Start of ITEMS

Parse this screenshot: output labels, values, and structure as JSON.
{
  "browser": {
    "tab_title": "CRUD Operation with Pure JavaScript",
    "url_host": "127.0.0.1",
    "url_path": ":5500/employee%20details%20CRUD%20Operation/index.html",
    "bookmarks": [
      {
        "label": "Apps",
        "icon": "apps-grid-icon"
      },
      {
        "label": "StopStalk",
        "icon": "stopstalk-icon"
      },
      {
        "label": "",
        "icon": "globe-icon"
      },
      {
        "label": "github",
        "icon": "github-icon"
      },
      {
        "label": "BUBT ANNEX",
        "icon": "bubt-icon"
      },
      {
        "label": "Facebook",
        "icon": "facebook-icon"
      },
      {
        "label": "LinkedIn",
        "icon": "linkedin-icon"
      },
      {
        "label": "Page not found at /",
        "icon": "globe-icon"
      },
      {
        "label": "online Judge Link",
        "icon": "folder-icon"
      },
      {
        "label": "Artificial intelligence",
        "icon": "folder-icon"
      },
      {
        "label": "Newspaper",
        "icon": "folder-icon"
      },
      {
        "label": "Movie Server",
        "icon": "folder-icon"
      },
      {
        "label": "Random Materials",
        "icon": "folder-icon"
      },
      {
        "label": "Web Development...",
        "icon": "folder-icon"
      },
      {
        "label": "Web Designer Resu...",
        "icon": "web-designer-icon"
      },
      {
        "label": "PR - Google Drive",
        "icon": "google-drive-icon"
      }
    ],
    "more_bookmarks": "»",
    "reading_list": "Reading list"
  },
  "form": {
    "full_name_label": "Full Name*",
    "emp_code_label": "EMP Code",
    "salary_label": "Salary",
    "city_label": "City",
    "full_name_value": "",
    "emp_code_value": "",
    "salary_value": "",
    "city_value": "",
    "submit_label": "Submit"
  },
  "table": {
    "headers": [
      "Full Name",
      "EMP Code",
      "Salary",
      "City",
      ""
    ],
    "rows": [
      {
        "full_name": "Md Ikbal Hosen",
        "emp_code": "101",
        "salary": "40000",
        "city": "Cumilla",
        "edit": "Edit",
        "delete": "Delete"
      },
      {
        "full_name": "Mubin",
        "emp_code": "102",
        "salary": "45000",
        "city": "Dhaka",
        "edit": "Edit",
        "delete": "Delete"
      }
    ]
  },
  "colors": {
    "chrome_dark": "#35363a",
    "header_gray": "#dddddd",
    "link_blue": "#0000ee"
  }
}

End of ITEMS

• _TASK TO COMPLETE_:
Please output the entries above, every line exactly as it reads.

• _EXPECTED OUTPUT_:
Parse this screenshot: output labels, values, and structure as JSON.
{
  "browser": {
    "tab_title": "CRUD Operation with Pure JavaScript",
    "url_host": "127.0.0.1",
    "url_path": ":5500/employee%20details%20CRUD%20Operation/index.html",
    "bookmarks": [
      {
        "label": "Apps",
        "icon": "apps-grid-icon"
      },
      {
        "label": "StopStalk",
        "icon": "stopstalk-icon"
      },
      {
        "label": "",
        "icon": "globe-icon"
      },
      {
        "label": "github",
        "icon": "github-icon"
      },
      {
        "label": "BUBT ANNEX",
        "icon": "bubt-icon"
      },
      {
        "label": "Facebook",
        "icon": "facebook-icon"
      },
      {
        "label": "LinkedIn",
        "icon": "linkedin-icon"
      },
      {
        "label": "Page not found at /",
        "icon": "globe-icon"
      },
      {
        "label": "online Judge Link",
        "icon": "folder-icon"
      },
      {
        "label": "Artificial intelligence",
        "icon": "folder-icon"
      },
      {
        "label": "Newspaper",
        "icon": "folder-icon"
      },
      {
        "label": "Movie Server",
        "icon": "folder-icon"
      },
      {
        "label": "Random Materials",
        "icon": "folder-icon"
      },
      {
        "label": "Web Development...",
        "icon": "folder-icon"
      },
      {
        "label": "Web Designer Resu...",
        "icon": "web-designer-icon"
      },
      {
        "label": "PR - Google Drive",
        "icon": "google-drive-icon"
      }
    ],
    "more_bookmarks": "»",
    "reading_list": "Reading list"
  },
  "form": {
    "full_name_label": "Full Name*",
    "emp_code_label": "EMP Code",
    "salary_label": "Salary",
    "city_label": "City",
    "full_name_value": "",
    "emp_code_value": "",
    "salary_value": "",
    "city_value": "",
    "submit_label": "Submit"
  },
  "table": {
    "headers": [
      "Full Name",
      "EMP Code",
      "Salary",
      "City",
      ""
    ],
    "rows": [
      {
        "full_name": "Md Ikbal Hosen",
        "emp_code": "101",
        "salary": "40000",
        "city": "Cumilla",
        "edit": "Edit",
        "delete": "Delete"
      },
      {
        "full_name": "Mubin",
        "emp_code": "102",
        "salary": "45000",
        "city": "Dhaka",
        "edit": "Edit",
        "delete": "Delete"
      }
    ]
  },
  "colors": {
    "chrome_dark": "#35363a",
    "header_gray": "#dddddd",
    "link_blue": "#0000ee"
  }
}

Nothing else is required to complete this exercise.